Copy the records below exactly, leaving out every picture.

__Records for this exercise__
■ ■ ■ ■ ■

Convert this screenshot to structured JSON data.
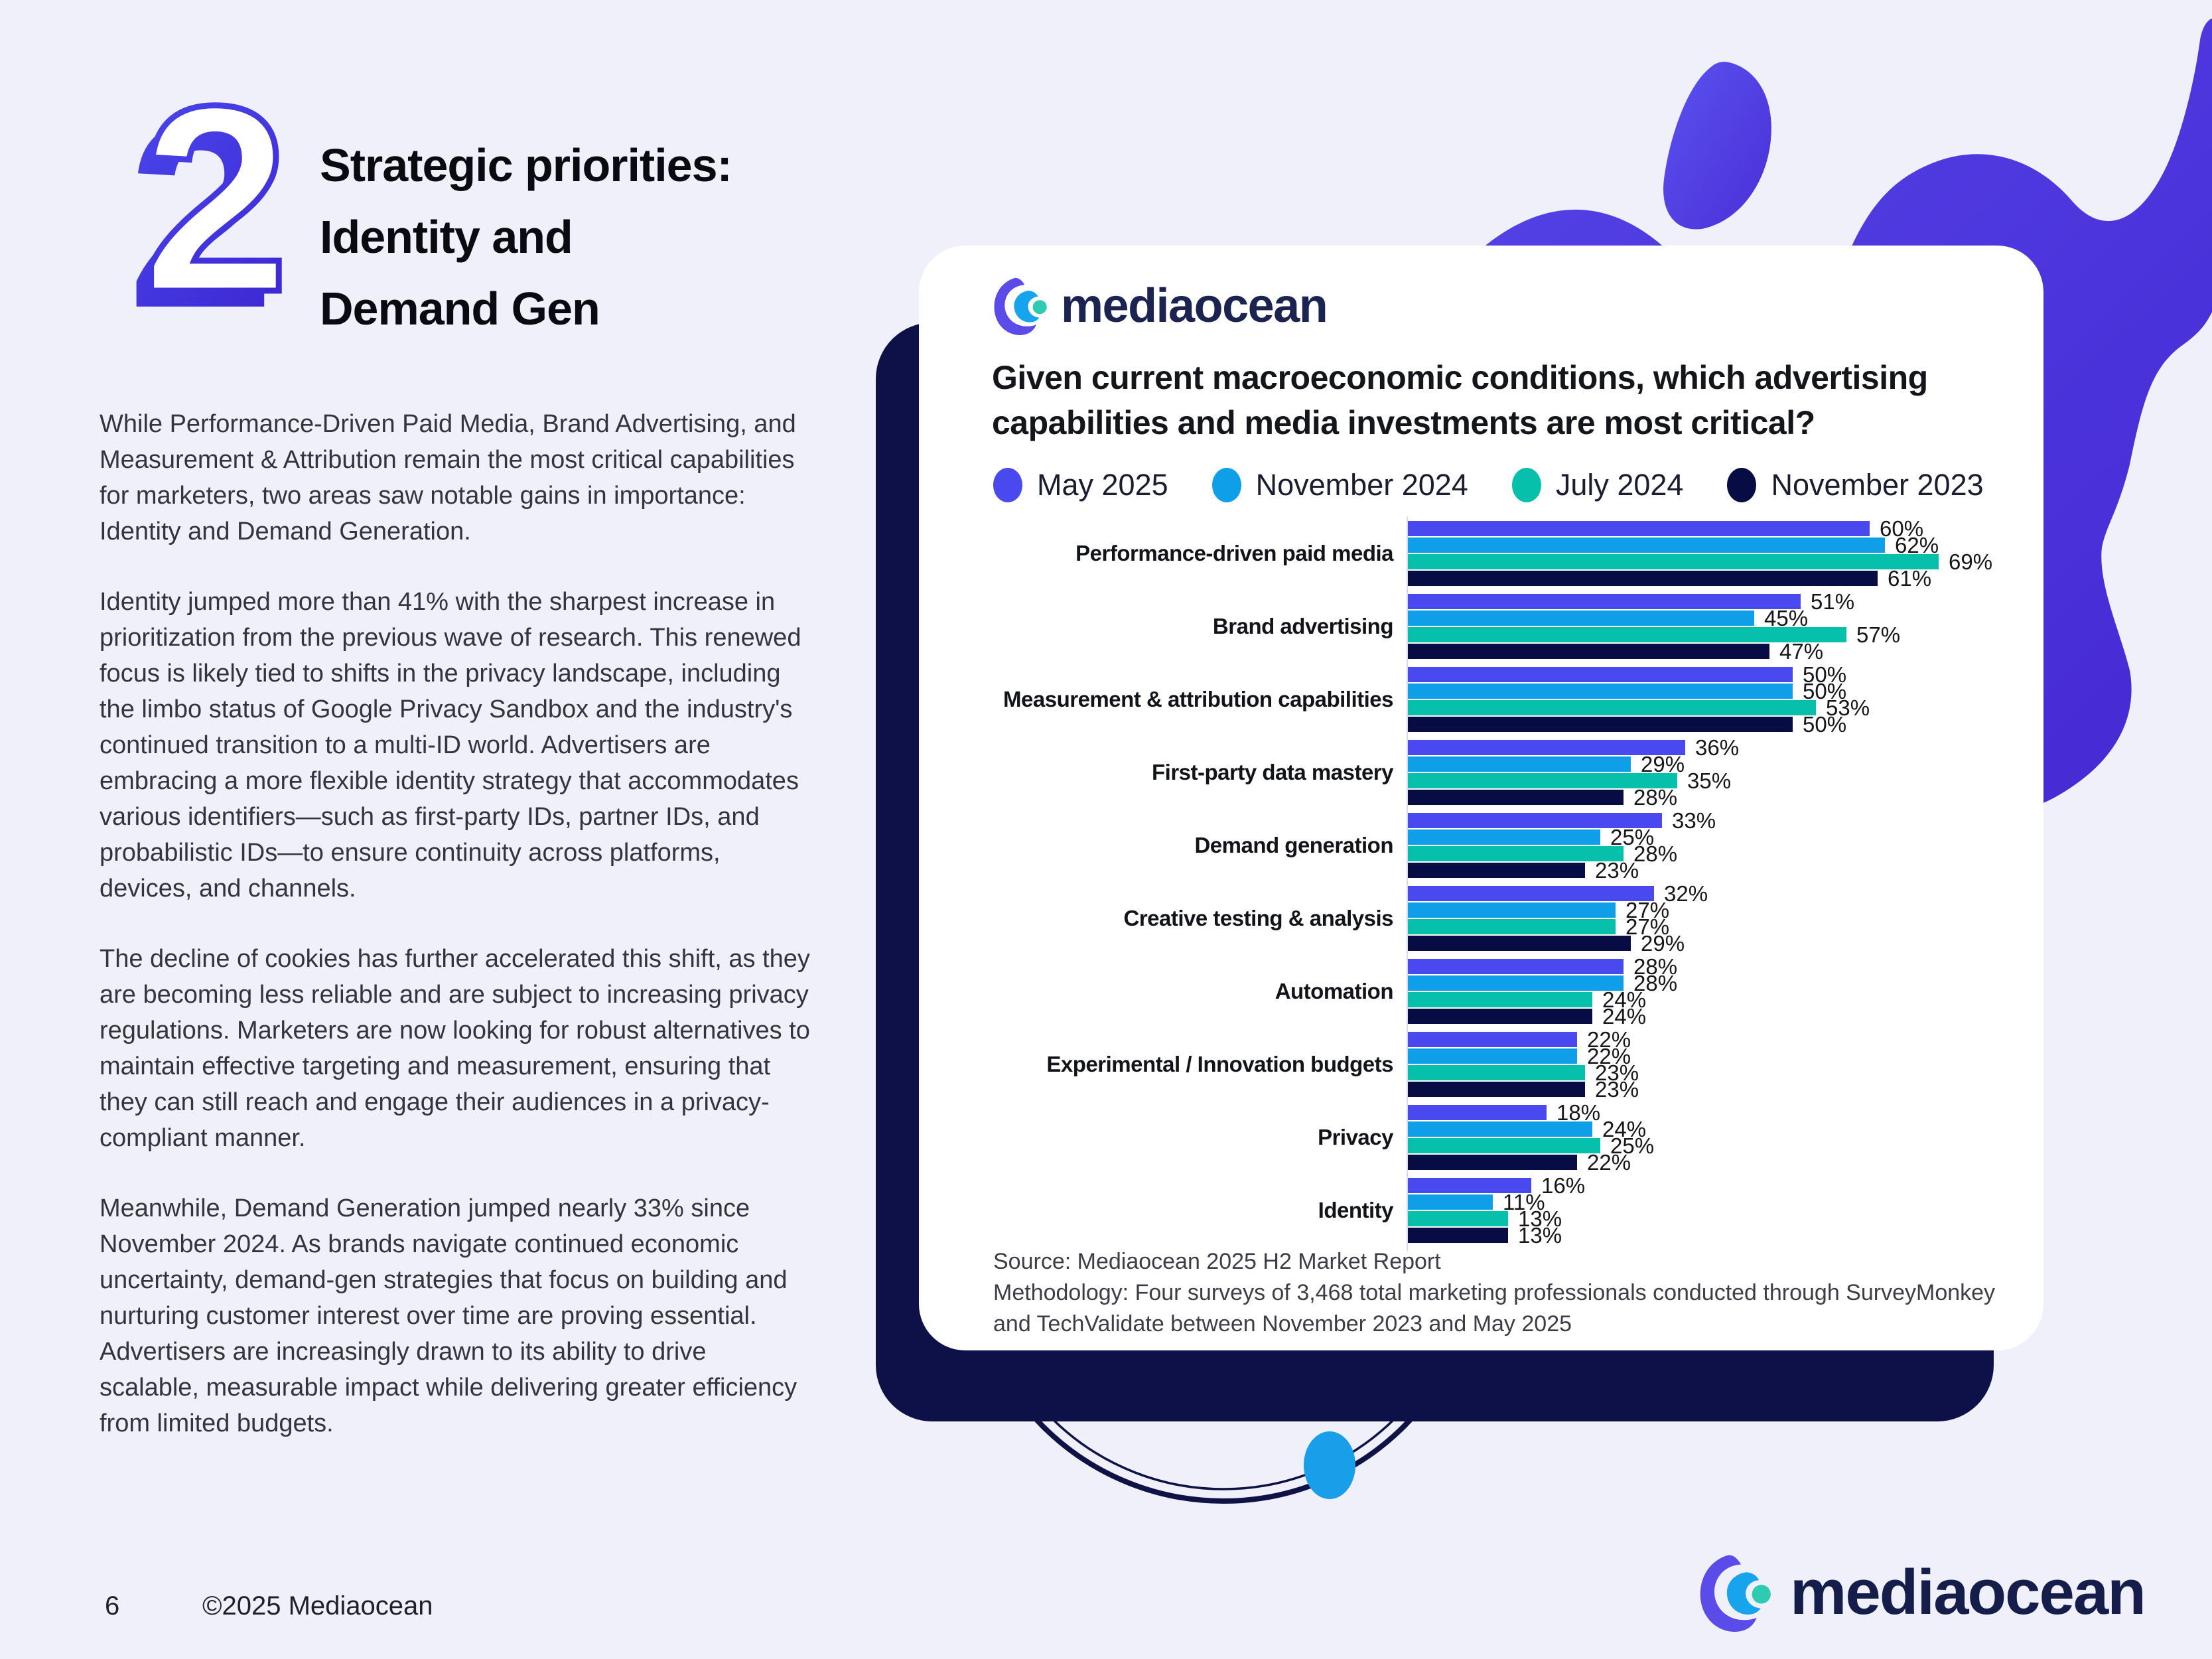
{
  "page": {
    "number": "6",
    "copyright": "©2025 Mediaocean"
  },
  "section": {
    "numeral": "2",
    "title_lines": [
      "Strategic priorities:",
      "Identity and",
      "Demand Gen"
    ],
    "paragraphs": [
      "While Performance-Driven Paid Media, Brand Advertising, and Measurement & Attribution remain the most critical capabilities for marketers, two areas saw notable gains in importance: Identity and Demand Generation.",
      "Identity jumped more than 41% with the sharpest increase in prioritization from the previous wave of research. This renewed focus is likely tied to shifts in the privacy landscape, including the limbo status of Google Privacy Sandbox and the industry's continued transition to a multi-ID world. Advertisers are embracing a more flexible identity strategy that accommodates various identifiers—such as first-party IDs, partner IDs, and probabilistic IDs—to ensure continuity across platforms, devices, and channels.",
      "The decline of cookies has further accelerated this shift, as they are becoming less reliable and are subject to increasing privacy regulations. Marketers are now looking for robust alternatives to maintain effective targeting and measurement, ensuring that they can still reach and engage their audiences in a privacy-compliant manner.",
      "Meanwhile, Demand Generation jumped nearly 33% since November 2024. As brands navigate continued economic uncertainty, demand-gen strategies that focus on building and nurturing customer interest over time are proving essential. Advertisers are increasingly drawn to its ability to drive scalable, measurable impact while delivering greater efficiency from limited budgets."
    ]
  },
  "card": {
    "brand": "mediaocean",
    "question_lines": [
      "Given current macroeconomic conditions, which advertising",
      "capabilities and media investments are most critical?"
    ],
    "source_lines": [
      "Source: Mediaocean 2025 H2 Market Report",
      "Methodology: Four surveys of 3,468 total marketing professionals conducted through SurveyMonkey",
      "and TechValidate between November 2023 and May 2025"
    ]
  },
  "footer": {
    "brand": "mediaocean"
  },
  "colors": {
    "background": "#eff0fa",
    "blob_gradient": [
      "#5546e9",
      "#4528d2"
    ],
    "navy_card": "#0d1147",
    "accent_dot": "#199fe9",
    "brand_navy": "#1b2450"
  },
  "chart_data": {
    "type": "bar",
    "orientation": "horizontal",
    "unit": "%",
    "title": "Given current macroeconomic conditions, which advertising capabilities and media investments are most critical?",
    "legend_position": "top",
    "grid": false,
    "xlim": [
      0,
      74
    ],
    "value_labels": true,
    "categories": [
      "Performance-driven paid media",
      "Brand advertising",
      "Measurement & attribution capabilities",
      "First-party data mastery",
      "Demand generation",
      "Creative testing & analysis",
      "Automation",
      "Experimental / Innovation budgets",
      "Privacy",
      "Identity"
    ],
    "series": [
      {
        "name": "May 2025",
        "color": "#4a48ef",
        "values": [
          60,
          51,
          50,
          36,
          33,
          32,
          28,
          22,
          18,
          16
        ]
      },
      {
        "name": "November 2024",
        "color": "#0f9fe9",
        "values": [
          62,
          45,
          50,
          29,
          25,
          27,
          28,
          22,
          24,
          11
        ]
      },
      {
        "name": "July 2024",
        "color": "#06c0ab",
        "values": [
          69,
          57,
          53,
          35,
          28,
          27,
          24,
          23,
          25,
          13
        ]
      },
      {
        "name": "November 2023",
        "color": "#070d44",
        "values": [
          61,
          47,
          50,
          28,
          23,
          29,
          24,
          23,
          22,
          13
        ]
      }
    ]
  }
}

■ ■ ■ ■ ■

__Task result__
Convert this screenshot to structured JSON data.
{
  "page": {
    "number": "6",
    "copyright": "©2025 Mediaocean"
  },
  "section": {
    "numeral": "2",
    "title_lines": [
      "Strategic priorities:",
      "Identity and",
      "Demand Gen"
    ],
    "paragraphs": [
      "While Performance-Driven Paid Media, Brand Advertising, and Measurement & Attribution remain the most critical capabilities for marketers, two areas saw notable gains in importance: Identity and Demand Generation.",
      "Identity jumped more than 41% with the sharpest increase in prioritization from the previous wave of research. This renewed focus is likely tied to shifts in the privacy landscape, including the limbo status of Google Privacy Sandbox and the industry's continued transition to a multi-ID world. Advertisers are embracing a more flexible identity strategy that accommodates various identifiers—such as first-party IDs, partner IDs, and probabilistic IDs—to ensure continuity across platforms, devices, and channels.",
      "The decline of cookies has further accelerated this shift, as they are becoming less reliable and are subject to increasing privacy regulations. Marketers are now looking for robust alternatives to maintain effective targeting and measurement, ensuring that they can still reach and engage their audiences in a privacy-compliant manner.",
      "Meanwhile, Demand Generation jumped nearly 33% since November 2024. As brands navigate continued economic uncertainty, demand-gen strategies that focus on building and nurturing customer interest over time are proving essential. Advertisers are increasingly drawn to its ability to drive scalable, measurable impact while delivering greater efficiency from limited budgets."
    ]
  },
  "card": {
    "brand": "mediaocean",
    "question_lines": [
      "Given current macroeconomic conditions, which advertising",
      "capabilities and media investments are most critical?"
    ],
    "source_lines": [
      "Source: Mediaocean 2025 H2 Market Report",
      "Methodology: Four surveys of 3,468 total marketing professionals conducted through SurveyMonkey",
      "and TechValidate between November 2023 and May 2025"
    ]
  },
  "footer": {
    "brand": "mediaocean"
  },
  "colors": {
    "background": "#eff0fa",
    "blob_gradient": [
      "#5546e9",
      "#4528d2"
    ],
    "navy_card": "#0d1147",
    "accent_dot": "#199fe9",
    "brand_navy": "#1b2450"
  },
  "chart_data": {
    "type": "bar",
    "orientation": "horizontal",
    "unit": "%",
    "title": "Given current macroeconomic conditions, which advertising capabilities and media investments are most critical?",
    "legend_position": "top",
    "grid": false,
    "xlim": [
      0,
      74
    ],
    "value_labels": true,
    "categories": [
      "Performance-driven paid media",
      "Brand advertising",
      "Measurement & attribution capabilities",
      "First-party data mastery",
      "Demand generation",
      "Creative testing & analysis",
      "Automation",
      "Experimental / Innovation budgets",
      "Privacy",
      "Identity"
    ],
    "series": [
      {
        "name": "May 2025",
        "color": "#4a48ef",
        "values": [
          60,
          51,
          50,
          36,
          33,
          32,
          28,
          22,
          18,
          16
        ]
      },
      {
        "name": "November 2024",
        "color": "#0f9fe9",
        "values": [
          62,
          45,
          50,
          29,
          25,
          27,
          28,
          22,
          24,
          11
        ]
      },
      {
        "name": "July 2024",
        "color": "#06c0ab",
        "values": [
          69,
          57,
          53,
          35,
          28,
          27,
          24,
          23,
          25,
          13
        ]
      },
      {
        "name": "November 2023",
        "color": "#070d44",
        "values": [
          61,
          47,
          50,
          28,
          23,
          29,
          24,
          23,
          22,
          13
        ]
      }
    ]
  }
}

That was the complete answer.